Your objective>
Beneath this task is a listing. State how many of its lines include the string "实验室信息", giving nothing but the number.

Data>
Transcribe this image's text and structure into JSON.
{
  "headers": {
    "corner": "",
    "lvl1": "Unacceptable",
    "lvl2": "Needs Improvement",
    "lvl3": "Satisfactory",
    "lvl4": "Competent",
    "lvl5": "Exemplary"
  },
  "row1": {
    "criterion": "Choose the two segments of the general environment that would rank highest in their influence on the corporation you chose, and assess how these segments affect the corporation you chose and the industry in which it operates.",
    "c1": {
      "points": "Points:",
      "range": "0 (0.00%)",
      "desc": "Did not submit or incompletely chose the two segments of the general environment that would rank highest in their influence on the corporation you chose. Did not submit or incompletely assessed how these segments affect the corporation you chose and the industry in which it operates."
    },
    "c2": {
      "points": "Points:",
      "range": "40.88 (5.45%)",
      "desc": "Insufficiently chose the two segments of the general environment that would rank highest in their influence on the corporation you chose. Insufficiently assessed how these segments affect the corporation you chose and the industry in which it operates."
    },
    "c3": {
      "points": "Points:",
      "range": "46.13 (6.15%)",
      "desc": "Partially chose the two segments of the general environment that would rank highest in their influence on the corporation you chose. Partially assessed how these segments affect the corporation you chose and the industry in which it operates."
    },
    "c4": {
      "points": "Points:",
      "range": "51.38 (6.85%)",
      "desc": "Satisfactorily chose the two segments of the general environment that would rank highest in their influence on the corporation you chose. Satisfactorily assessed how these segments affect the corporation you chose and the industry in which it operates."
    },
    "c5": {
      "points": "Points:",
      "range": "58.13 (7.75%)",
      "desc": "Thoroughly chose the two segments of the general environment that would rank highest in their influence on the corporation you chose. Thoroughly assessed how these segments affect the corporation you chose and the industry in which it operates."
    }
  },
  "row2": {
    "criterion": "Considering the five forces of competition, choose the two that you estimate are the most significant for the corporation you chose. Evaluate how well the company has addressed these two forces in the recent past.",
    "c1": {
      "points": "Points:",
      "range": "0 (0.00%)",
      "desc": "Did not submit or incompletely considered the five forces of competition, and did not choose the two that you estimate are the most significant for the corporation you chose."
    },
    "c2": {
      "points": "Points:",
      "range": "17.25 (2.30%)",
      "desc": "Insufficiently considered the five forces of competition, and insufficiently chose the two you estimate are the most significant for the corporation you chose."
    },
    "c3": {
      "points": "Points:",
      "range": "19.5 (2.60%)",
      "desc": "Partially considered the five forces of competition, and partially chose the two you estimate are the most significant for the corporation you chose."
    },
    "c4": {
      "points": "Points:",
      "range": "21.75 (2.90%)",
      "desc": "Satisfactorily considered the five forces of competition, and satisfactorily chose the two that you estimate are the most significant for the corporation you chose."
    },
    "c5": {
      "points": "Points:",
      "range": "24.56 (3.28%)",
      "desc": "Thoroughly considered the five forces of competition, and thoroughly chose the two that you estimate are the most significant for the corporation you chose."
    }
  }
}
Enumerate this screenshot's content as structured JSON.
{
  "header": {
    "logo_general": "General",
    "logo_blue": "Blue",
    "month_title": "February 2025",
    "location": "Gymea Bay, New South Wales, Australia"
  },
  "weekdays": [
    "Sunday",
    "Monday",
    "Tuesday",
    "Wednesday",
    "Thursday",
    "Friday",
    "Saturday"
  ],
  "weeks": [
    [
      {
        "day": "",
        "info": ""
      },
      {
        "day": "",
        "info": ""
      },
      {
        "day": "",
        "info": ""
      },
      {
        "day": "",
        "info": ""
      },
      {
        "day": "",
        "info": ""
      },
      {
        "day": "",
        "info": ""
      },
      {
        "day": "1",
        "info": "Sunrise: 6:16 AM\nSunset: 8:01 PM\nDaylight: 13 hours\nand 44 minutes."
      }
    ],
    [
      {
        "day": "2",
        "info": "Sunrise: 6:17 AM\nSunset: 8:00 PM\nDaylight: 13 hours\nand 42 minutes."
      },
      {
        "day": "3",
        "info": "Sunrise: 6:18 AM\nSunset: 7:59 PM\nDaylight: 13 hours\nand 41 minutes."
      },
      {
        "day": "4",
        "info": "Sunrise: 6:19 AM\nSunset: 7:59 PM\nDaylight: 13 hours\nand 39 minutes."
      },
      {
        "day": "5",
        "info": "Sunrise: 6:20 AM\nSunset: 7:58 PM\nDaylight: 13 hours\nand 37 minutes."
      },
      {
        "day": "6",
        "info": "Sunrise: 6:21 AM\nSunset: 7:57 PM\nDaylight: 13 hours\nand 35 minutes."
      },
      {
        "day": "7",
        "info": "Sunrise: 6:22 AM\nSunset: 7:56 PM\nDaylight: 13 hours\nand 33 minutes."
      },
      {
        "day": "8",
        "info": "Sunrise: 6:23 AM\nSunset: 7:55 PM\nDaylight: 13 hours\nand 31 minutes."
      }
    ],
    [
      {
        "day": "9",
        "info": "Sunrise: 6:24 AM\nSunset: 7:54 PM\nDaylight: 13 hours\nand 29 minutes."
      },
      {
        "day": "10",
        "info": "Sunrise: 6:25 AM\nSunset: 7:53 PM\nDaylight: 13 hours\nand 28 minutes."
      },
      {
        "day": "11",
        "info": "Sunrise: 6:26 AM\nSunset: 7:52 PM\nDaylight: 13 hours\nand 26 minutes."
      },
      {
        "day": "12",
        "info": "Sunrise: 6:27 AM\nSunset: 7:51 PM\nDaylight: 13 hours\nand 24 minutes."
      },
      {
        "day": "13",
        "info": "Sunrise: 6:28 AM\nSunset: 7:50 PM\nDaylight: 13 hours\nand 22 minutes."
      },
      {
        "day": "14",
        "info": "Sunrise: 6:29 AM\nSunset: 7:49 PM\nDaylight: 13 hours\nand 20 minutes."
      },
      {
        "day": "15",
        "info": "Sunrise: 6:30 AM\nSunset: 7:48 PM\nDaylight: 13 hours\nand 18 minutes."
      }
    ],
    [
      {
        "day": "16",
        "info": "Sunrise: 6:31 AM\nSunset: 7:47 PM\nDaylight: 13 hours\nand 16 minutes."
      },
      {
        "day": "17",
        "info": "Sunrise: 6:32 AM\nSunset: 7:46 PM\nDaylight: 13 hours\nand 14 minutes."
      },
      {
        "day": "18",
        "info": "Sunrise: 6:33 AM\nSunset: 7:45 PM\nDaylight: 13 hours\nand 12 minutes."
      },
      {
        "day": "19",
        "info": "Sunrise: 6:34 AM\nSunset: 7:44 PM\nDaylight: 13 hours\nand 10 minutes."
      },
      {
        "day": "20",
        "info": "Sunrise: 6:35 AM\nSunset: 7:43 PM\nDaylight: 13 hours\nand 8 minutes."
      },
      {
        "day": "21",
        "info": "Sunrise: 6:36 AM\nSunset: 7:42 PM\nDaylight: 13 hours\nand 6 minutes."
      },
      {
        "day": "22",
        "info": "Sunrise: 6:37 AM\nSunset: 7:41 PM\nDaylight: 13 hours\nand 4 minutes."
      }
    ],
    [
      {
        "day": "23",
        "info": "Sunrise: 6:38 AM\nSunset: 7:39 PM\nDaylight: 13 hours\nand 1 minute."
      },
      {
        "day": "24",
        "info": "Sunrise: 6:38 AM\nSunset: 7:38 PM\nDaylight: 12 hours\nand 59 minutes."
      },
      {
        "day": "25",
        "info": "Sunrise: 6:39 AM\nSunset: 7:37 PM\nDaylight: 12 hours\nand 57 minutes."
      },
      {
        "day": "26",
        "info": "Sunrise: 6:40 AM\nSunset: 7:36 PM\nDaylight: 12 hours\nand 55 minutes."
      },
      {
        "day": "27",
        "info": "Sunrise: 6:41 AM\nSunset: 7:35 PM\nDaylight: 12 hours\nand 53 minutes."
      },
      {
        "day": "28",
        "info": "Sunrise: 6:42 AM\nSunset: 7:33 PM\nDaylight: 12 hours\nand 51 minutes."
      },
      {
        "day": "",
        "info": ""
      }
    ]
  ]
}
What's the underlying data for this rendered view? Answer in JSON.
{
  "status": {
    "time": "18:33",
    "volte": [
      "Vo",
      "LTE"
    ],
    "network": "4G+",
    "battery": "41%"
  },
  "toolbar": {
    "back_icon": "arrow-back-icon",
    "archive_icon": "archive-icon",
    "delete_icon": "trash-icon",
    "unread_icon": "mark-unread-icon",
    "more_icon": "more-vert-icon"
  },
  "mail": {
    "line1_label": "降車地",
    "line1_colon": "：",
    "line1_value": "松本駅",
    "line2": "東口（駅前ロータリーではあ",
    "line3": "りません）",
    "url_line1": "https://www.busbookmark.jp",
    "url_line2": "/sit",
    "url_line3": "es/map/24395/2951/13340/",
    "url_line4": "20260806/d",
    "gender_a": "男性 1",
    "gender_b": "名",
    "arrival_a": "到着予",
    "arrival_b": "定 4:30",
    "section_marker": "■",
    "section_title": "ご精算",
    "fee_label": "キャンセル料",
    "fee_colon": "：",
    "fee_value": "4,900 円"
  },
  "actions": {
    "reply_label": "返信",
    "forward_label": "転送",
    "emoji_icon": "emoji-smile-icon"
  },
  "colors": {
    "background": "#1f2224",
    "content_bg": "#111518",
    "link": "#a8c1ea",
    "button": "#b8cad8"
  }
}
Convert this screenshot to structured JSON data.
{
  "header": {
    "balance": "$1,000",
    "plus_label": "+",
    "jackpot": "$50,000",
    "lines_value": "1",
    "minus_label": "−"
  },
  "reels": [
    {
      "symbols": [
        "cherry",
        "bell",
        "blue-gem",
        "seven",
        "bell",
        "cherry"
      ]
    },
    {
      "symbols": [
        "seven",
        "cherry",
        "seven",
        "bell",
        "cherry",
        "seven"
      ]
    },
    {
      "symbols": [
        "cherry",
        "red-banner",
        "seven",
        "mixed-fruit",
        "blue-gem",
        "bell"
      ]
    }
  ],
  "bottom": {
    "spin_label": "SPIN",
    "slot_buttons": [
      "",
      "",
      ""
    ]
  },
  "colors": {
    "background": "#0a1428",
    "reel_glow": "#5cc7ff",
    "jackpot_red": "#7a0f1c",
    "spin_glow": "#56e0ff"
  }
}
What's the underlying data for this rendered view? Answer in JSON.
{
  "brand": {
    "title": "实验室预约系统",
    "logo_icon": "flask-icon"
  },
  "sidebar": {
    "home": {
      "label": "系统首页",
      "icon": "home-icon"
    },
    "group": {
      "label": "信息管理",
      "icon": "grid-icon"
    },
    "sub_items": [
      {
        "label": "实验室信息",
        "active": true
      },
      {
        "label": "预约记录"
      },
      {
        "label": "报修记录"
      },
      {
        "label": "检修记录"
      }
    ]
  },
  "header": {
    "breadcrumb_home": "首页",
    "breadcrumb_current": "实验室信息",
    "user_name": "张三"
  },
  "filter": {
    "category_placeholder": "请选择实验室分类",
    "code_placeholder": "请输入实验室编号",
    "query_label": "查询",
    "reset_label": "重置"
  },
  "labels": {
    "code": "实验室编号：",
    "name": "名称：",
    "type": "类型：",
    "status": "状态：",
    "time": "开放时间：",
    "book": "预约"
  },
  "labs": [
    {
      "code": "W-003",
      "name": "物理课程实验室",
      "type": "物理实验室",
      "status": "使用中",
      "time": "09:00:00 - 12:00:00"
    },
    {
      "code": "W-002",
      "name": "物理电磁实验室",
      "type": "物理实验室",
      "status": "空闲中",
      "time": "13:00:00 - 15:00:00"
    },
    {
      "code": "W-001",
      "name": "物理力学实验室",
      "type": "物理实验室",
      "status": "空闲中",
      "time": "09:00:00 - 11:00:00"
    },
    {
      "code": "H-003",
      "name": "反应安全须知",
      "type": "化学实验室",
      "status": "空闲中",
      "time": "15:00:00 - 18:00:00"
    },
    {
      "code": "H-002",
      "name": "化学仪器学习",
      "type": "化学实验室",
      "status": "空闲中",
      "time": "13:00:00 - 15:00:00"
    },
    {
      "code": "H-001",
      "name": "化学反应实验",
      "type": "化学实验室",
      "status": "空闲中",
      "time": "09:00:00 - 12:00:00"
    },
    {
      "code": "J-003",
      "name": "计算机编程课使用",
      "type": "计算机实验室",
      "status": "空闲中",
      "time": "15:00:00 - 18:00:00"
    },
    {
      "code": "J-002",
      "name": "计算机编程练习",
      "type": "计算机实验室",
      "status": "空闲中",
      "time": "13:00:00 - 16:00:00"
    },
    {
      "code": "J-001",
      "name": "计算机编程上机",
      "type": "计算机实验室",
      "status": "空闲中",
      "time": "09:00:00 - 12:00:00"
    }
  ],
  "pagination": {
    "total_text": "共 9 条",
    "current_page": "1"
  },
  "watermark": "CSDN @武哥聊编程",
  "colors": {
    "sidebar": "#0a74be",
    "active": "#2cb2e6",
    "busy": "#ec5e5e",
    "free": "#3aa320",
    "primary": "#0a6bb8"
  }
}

Expected answer>
2